◆ **WRITTEN PROBLEM**
Without including any pictures, write out the listing below exactly.

(Recorded data)
______
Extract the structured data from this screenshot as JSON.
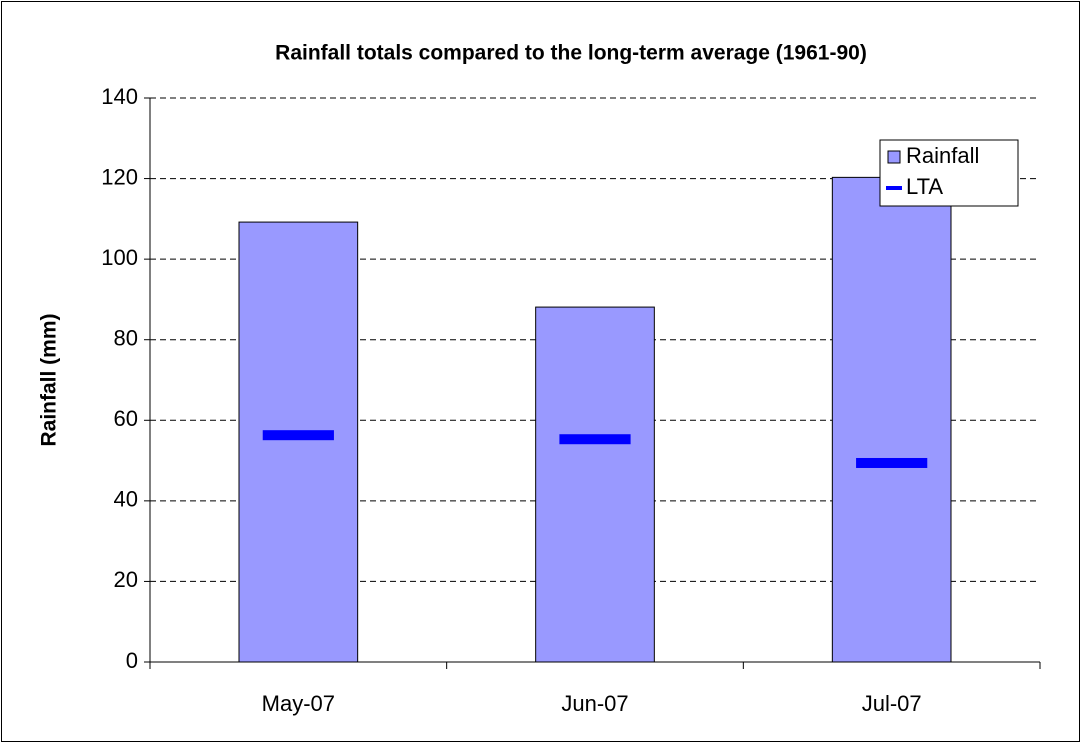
{
  "chart_data": {
    "type": "bar",
    "title": "Rainfall totals compared to the long-term average (1961-90)",
    "y_label": "Rainfall (mm)",
    "categories": [
      "May-07",
      "Jun-07",
      "Jul-07"
    ],
    "series": [
      {
        "name": "Rainfall",
        "type": "bar",
        "color": "#9999ff",
        "values": [
          109.2,
          88.1,
          120.3
        ]
      },
      {
        "name": "LTA",
        "type": "dash",
        "color": "#0000ff",
        "values": [
          56.3,
          55.3,
          49.4
        ]
      }
    ],
    "ylim": [
      0,
      140
    ],
    "yticks": [
      0,
      20,
      40,
      60,
      80,
      100,
      120,
      140
    ],
    "grid": true,
    "legend": "top-right"
  }
}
______
◆ **RESPONSE**
Extract the structured data from this screenshot as JSON.
{
  "chart_data": {
    "type": "bar",
    "title": "Rainfall totals compared to the long-term average (1961-90)",
    "y_label": "Rainfall (mm)",
    "categories": [
      "May-07",
      "Jun-07",
      "Jul-07"
    ],
    "series": [
      {
        "name": "Rainfall",
        "type": "bar",
        "color": "#9999ff",
        "values": [
          109.2,
          88.1,
          120.3
        ]
      },
      {
        "name": "LTA",
        "type": "dash",
        "color": "#0000ff",
        "values": [
          56.3,
          55.3,
          49.4
        ]
      }
    ],
    "ylim": [
      0,
      140
    ],
    "yticks": [
      0,
      20,
      40,
      60,
      80,
      100,
      120,
      140
    ],
    "grid": true,
    "legend": "top-right"
  }
}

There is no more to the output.